**DATA ROWS:**
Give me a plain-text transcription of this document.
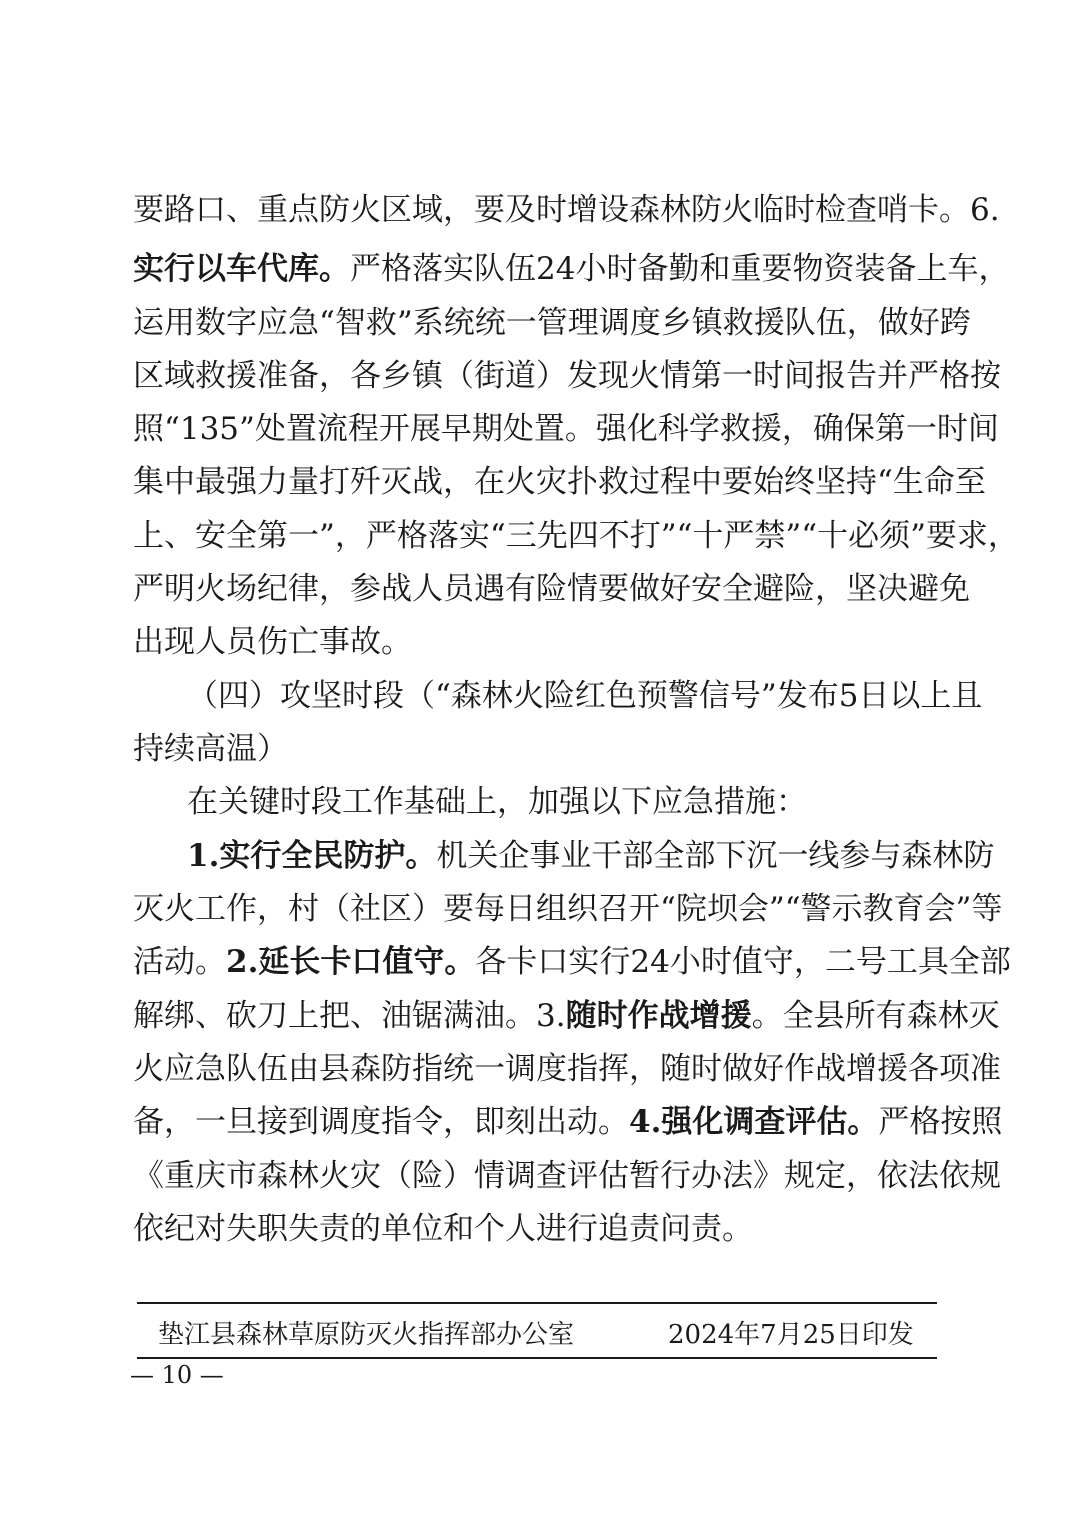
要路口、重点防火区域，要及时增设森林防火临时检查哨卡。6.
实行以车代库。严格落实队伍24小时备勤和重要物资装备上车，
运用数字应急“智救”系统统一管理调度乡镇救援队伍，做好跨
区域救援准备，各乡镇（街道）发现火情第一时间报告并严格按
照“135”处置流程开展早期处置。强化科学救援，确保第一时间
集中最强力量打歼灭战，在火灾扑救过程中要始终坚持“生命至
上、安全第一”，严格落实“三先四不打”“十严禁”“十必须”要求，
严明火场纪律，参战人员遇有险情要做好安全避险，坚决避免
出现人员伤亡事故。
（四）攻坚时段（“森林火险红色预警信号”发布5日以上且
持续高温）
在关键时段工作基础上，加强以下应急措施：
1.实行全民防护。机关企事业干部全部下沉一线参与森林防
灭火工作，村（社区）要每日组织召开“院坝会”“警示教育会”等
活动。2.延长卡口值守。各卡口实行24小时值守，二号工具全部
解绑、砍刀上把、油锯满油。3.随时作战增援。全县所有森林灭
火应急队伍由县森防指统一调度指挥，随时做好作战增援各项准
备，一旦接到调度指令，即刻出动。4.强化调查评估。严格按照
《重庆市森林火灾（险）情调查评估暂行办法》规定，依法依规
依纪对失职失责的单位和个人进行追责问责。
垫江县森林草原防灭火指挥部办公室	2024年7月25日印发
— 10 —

**WORK TO COMPLETE:**
From the listing, extract all text exactly as given and drop any picture.

**THE REPLY:**
Give me a plain-text transcription of this document.
要路口、重点防火区域，要及时增设森林防火临时检查哨卡。6.
实行以车代库。严格落实队伍24小时备勤和重要物资装备上车，
运用数字应急“智救”系统统一管理调度乡镇救援队伍，做好跨
区域救援准备，各乡镇（街道）发现火情第一时间报告并严格按
照“135”处置流程开展早期处置。强化科学救援，确保第一时间
集中最强力量打歼灭战，在火灾扑救过程中要始终坚持“生命至
上、安全第一”，严格落实“三先四不打”“十严禁”“十必须”要求，
严明火场纪律，参战人员遇有险情要做好安全避险，坚决避免
出现人员伤亡事故。
（四）攻坚时段（“森林火险红色预警信号”发布5日以上且
持续高温）
在关键时段工作基础上，加强以下应急措施：
1.实行全民防护。机关企事业干部全部下沉一线参与森林防
灭火工作，村（社区）要每日组织召开“院坝会”“警示教育会”等
活动。2.延长卡口值守。各卡口实行24小时值守，二号工具全部
解绑、砍刀上把、油锯满油。3.随时作战增援。全县所有森林灭
火应急队伍由县森防指统一调度指挥，随时做好作战增援各项准
备，一旦接到调度指令，即刻出动。4.强化调查评估。严格按照
《重庆市森林火灾（险）情调查评估暂行办法》规定，依法依规
依纪对失职失责的单位和个人进行追责问责。
垫江县森林草原防灭火指挥部办公室	2024年7月25日印发
— 10 —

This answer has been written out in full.